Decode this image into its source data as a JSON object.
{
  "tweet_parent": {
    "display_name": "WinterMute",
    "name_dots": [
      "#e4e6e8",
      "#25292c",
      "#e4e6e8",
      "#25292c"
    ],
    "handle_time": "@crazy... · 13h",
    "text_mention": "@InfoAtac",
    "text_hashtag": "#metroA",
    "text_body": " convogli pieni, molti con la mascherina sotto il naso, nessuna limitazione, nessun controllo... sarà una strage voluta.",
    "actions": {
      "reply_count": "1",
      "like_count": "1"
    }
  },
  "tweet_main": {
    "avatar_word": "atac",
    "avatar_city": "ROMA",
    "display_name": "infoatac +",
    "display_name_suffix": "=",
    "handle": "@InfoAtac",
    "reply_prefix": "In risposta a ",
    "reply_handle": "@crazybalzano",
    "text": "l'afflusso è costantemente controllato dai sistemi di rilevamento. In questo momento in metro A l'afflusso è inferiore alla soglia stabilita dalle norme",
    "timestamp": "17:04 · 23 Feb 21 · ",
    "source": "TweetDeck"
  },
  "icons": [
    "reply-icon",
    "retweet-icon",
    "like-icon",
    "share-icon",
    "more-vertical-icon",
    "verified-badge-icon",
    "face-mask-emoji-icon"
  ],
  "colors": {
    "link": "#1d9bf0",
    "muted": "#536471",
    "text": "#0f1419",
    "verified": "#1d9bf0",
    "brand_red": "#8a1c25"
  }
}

------------

> [Task description]: Copy all data exactly, start to finish.

> [Task result]:
Decode this image into its source data as a JSON object.
{
  "tweet_parent": {
    "display_name": "WinterMute",
    "name_dots": [
      "#e4e6e8",
      "#25292c",
      "#e4e6e8",
      "#25292c"
    ],
    "handle_time": "@crazy... · 13h",
    "text_mention": "@InfoAtac",
    "text_hashtag": "#metroA",
    "text_body": " convogli pieni, molti con la mascherina sotto il naso, nessuna limitazione, nessun controllo... sarà una strage voluta.",
    "actions": {
      "reply_count": "1",
      "like_count": "1"
    }
  },
  "tweet_main": {
    "avatar_word": "atac",
    "avatar_city": "ROMA",
    "display_name": "infoatac +",
    "display_name_suffix": "=",
    "handle": "@InfoAtac",
    "reply_prefix": "In risposta a ",
    "reply_handle": "@crazybalzano",
    "text": "l'afflusso è costantemente controllato dai sistemi di rilevamento. In questo momento in metro A l'afflusso è inferiore alla soglia stabilita dalle norme",
    "timestamp": "17:04 · 23 Feb 21 · ",
    "source": "TweetDeck"
  },
  "icons": [
    "reply-icon",
    "retweet-icon",
    "like-icon",
    "share-icon",
    "more-vertical-icon",
    "verified-badge-icon",
    "face-mask-emoji-icon"
  ],
  "colors": {
    "link": "#1d9bf0",
    "muted": "#536471",
    "text": "#0f1419",
    "verified": "#1d9bf0",
    "brand_red": "#8a1c25"
  }
}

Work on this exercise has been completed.